Task statement: Search the records below for the word "early". Pull out each line that has it.
■ ■ ■ ■ ■ ■ ■
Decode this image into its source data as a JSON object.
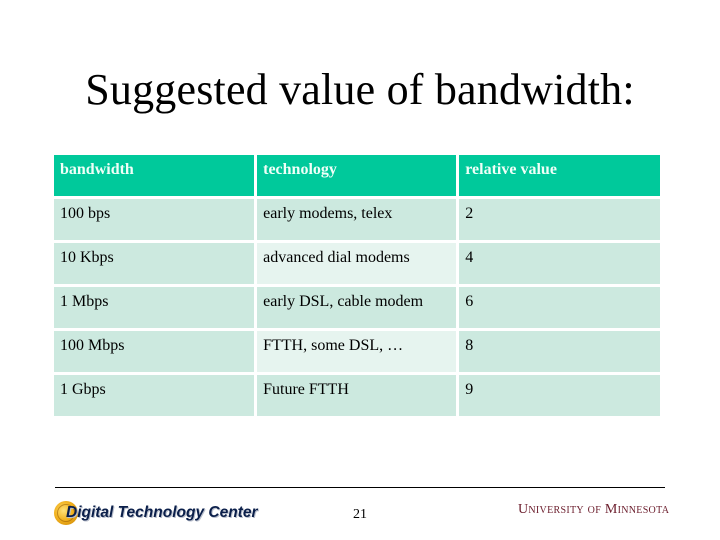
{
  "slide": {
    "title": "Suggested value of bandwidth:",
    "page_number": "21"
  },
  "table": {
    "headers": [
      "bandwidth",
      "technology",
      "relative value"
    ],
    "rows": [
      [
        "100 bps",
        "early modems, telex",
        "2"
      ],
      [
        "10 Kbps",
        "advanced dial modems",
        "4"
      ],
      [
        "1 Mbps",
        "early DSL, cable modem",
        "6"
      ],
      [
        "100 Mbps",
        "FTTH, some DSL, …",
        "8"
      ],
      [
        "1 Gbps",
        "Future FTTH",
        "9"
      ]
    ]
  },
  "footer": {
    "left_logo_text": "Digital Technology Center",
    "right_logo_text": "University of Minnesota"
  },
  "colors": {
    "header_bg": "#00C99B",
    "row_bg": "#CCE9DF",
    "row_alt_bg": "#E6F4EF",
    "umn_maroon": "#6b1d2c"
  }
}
■ ■ ■ ■ ■ ■ ■
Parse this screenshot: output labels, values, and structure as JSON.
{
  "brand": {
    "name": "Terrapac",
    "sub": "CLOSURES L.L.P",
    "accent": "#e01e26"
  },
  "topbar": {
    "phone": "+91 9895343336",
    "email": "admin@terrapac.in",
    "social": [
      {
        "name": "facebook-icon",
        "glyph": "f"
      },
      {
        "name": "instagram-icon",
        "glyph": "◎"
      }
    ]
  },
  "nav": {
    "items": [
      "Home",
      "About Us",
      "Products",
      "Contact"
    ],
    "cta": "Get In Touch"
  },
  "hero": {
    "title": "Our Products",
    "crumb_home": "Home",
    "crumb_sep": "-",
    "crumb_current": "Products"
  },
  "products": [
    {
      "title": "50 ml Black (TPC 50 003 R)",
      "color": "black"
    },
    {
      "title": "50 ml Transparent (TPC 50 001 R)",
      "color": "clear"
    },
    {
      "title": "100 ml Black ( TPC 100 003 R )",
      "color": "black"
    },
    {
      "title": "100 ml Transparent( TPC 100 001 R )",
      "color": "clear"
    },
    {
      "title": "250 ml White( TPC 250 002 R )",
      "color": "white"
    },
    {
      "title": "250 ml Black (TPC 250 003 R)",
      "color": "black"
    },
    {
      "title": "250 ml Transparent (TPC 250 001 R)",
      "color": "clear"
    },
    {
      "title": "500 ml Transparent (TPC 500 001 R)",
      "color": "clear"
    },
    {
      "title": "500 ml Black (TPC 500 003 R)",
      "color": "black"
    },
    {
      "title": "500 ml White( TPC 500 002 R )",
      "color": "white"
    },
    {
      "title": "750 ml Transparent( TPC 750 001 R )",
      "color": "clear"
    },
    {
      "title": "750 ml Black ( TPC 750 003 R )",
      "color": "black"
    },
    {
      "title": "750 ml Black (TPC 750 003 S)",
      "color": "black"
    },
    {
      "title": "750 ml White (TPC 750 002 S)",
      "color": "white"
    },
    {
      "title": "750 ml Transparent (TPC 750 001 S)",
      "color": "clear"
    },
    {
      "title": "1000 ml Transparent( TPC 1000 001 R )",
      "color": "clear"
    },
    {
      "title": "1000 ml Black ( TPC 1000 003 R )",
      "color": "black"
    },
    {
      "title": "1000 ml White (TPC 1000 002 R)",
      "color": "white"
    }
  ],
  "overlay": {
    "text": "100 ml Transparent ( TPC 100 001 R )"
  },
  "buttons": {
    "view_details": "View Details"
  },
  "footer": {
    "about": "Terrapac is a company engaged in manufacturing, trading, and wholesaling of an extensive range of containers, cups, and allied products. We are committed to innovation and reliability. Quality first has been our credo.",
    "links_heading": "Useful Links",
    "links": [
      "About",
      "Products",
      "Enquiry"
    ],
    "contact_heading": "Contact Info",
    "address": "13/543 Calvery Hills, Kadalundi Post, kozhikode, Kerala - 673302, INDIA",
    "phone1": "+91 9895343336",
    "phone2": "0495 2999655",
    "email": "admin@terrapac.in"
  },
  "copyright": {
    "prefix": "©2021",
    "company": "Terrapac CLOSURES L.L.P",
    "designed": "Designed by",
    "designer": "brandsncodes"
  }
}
■ ■ ■ ■ ■ ■ ■
Correct answer:
        "early modems, telex",
        "early DSL, cable modem",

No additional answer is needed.